_Written request_:
Every line below should be repeated exactly.

---------- Records provided ----------

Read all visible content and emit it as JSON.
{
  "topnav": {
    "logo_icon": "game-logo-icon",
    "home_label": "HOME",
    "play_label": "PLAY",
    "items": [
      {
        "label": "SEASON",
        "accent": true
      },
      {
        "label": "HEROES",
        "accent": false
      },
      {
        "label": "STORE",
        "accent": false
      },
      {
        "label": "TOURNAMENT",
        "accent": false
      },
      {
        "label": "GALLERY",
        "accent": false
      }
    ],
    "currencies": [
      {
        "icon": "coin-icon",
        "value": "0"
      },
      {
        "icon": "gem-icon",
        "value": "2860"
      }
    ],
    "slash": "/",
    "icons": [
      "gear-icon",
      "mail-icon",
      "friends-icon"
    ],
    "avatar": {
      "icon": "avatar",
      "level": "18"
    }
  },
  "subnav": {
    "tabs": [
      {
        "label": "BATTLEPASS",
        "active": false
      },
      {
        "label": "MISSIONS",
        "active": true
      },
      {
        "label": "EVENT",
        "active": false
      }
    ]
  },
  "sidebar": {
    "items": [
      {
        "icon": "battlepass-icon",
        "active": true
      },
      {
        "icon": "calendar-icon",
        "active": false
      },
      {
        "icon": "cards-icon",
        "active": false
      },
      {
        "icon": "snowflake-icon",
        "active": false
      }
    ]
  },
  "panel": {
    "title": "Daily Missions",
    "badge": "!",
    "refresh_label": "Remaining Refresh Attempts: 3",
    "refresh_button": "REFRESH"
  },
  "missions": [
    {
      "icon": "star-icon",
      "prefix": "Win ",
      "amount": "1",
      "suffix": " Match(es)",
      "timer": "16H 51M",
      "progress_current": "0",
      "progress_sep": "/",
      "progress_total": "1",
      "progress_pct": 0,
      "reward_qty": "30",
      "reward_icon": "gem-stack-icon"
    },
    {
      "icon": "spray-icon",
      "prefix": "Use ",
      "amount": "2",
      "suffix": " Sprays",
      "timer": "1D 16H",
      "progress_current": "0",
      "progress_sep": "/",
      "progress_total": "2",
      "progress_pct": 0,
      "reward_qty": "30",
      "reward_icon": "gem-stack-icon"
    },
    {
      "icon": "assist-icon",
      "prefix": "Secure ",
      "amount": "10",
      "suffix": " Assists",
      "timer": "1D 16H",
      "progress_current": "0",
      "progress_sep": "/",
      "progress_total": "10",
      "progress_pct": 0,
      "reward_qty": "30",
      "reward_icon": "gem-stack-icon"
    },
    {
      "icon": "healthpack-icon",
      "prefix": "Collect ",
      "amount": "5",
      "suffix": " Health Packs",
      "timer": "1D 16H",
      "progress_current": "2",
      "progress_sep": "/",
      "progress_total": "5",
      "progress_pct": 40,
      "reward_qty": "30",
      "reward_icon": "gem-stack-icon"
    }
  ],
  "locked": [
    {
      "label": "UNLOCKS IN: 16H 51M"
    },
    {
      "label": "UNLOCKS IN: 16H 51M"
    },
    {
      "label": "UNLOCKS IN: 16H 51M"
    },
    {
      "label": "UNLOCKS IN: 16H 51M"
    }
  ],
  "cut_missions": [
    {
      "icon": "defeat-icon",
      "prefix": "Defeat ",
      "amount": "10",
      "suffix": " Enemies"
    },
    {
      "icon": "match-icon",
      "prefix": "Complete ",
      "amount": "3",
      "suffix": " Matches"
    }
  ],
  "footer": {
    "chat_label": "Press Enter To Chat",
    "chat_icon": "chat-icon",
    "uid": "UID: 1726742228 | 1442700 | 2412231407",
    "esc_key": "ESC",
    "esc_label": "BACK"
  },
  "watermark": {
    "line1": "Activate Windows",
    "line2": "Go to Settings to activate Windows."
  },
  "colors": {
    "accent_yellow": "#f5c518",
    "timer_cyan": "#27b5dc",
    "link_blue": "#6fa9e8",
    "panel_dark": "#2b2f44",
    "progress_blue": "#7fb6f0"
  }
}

----------

_Reply to the exercise_:
Read all visible content and emit it as JSON.
{
  "topnav": {
    "logo_icon": "game-logo-icon",
    "home_label": "HOME",
    "play_label": "PLAY",
    "items": [
      {
        "label": "SEASON",
        "accent": true
      },
      {
        "label": "HEROES",
        "accent": false
      },
      {
        "label": "STORE",
        "accent": false
      },
      {
        "label": "TOURNAMENT",
        "accent": false
      },
      {
        "label": "GALLERY",
        "accent": false
      }
    ],
    "currencies": [
      {
        "icon": "coin-icon",
        "value": "0"
      },
      {
        "icon": "gem-icon",
        "value": "2860"
      }
    ],
    "slash": "/",
    "icons": [
      "gear-icon",
      "mail-icon",
      "friends-icon"
    ],
    "avatar": {
      "icon": "avatar",
      "level": "18"
    }
  },
  "subnav": {
    "tabs": [
      {
        "label": "BATTLEPASS",
        "active": false
      },
      {
        "label": "MISSIONS",
        "active": true
      },
      {
        "label": "EVENT",
        "active": false
      }
    ]
  },
  "sidebar": {
    "items": [
      {
        "icon": "battlepass-icon",
        "active": true
      },
      {
        "icon": "calendar-icon",
        "active": false
      },
      {
        "icon": "cards-icon",
        "active": false
      },
      {
        "icon": "snowflake-icon",
        "active": false
      }
    ]
  },
  "panel": {
    "title": "Daily Missions",
    "badge": "!",
    "refresh_label": "Remaining Refresh Attempts: 3",
    "refresh_button": "REFRESH"
  },
  "missions": [
    {
      "icon": "star-icon",
      "prefix": "Win ",
      "amount": "1",
      "suffix": " Match(es)",
      "timer": "16H 51M",
      "progress_current": "0",
      "progress_sep": "/",
      "progress_total": "1",
      "progress_pct": 0,
      "reward_qty": "30",
      "reward_icon": "gem-stack-icon"
    },
    {
      "icon": "spray-icon",
      "prefix": "Use ",
      "amount": "2",
      "suffix": " Sprays",
      "timer": "1D 16H",
      "progress_current": "0",
      "progress_sep": "/",
      "progress_total": "2",
      "progress_pct": 0,
      "reward_qty": "30",
      "reward_icon": "gem-stack-icon"
    },
    {
      "icon": "assist-icon",
      "prefix": "Secure ",
      "amount": "10",
      "suffix": " Assists",
      "timer": "1D 16H",
      "progress_current": "0",
      "progress_sep": "/",
      "progress_total": "10",
      "progress_pct": 0,
      "reward_qty": "30",
      "reward_icon": "gem-stack-icon"
    },
    {
      "icon": "healthpack-icon",
      "prefix": "Collect ",
      "amount": "5",
      "suffix": " Health Packs",
      "timer": "1D 16H",
      "progress_current": "2",
      "progress_sep": "/",
      "progress_total": "5",
      "progress_pct": 40,
      "reward_qty": "30",
      "reward_icon": "gem-stack-icon"
    }
  ],
  "locked": [
    {
      "label": "UNLOCKS IN: 16H 51M"
    },
    {
      "label": "UNLOCKS IN: 16H 51M"
    },
    {
      "label": "UNLOCKS IN: 16H 51M"
    },
    {
      "label": "UNLOCKS IN: 16H 51M"
    }
  ],
  "cut_missions": [
    {
      "icon": "defeat-icon",
      "prefix": "Defeat ",
      "amount": "10",
      "suffix": " Enemies"
    },
    {
      "icon": "match-icon",
      "prefix": "Complete ",
      "amount": "3",
      "suffix": " Matches"
    }
  ],
  "footer": {
    "chat_label": "Press Enter To Chat",
    "chat_icon": "chat-icon",
    "uid": "UID: 1726742228 | 1442700 | 2412231407",
    "esc_key": "ESC",
    "esc_label": "BACK"
  },
  "watermark": {
    "line1": "Activate Windows",
    "line2": "Go to Settings to activate Windows."
  },
  "colors": {
    "accent_yellow": "#f5c518",
    "timer_cyan": "#27b5dc",
    "link_blue": "#6fa9e8",
    "panel_dark": "#2b2f44",
    "progress_blue": "#7fb6f0"
  }
}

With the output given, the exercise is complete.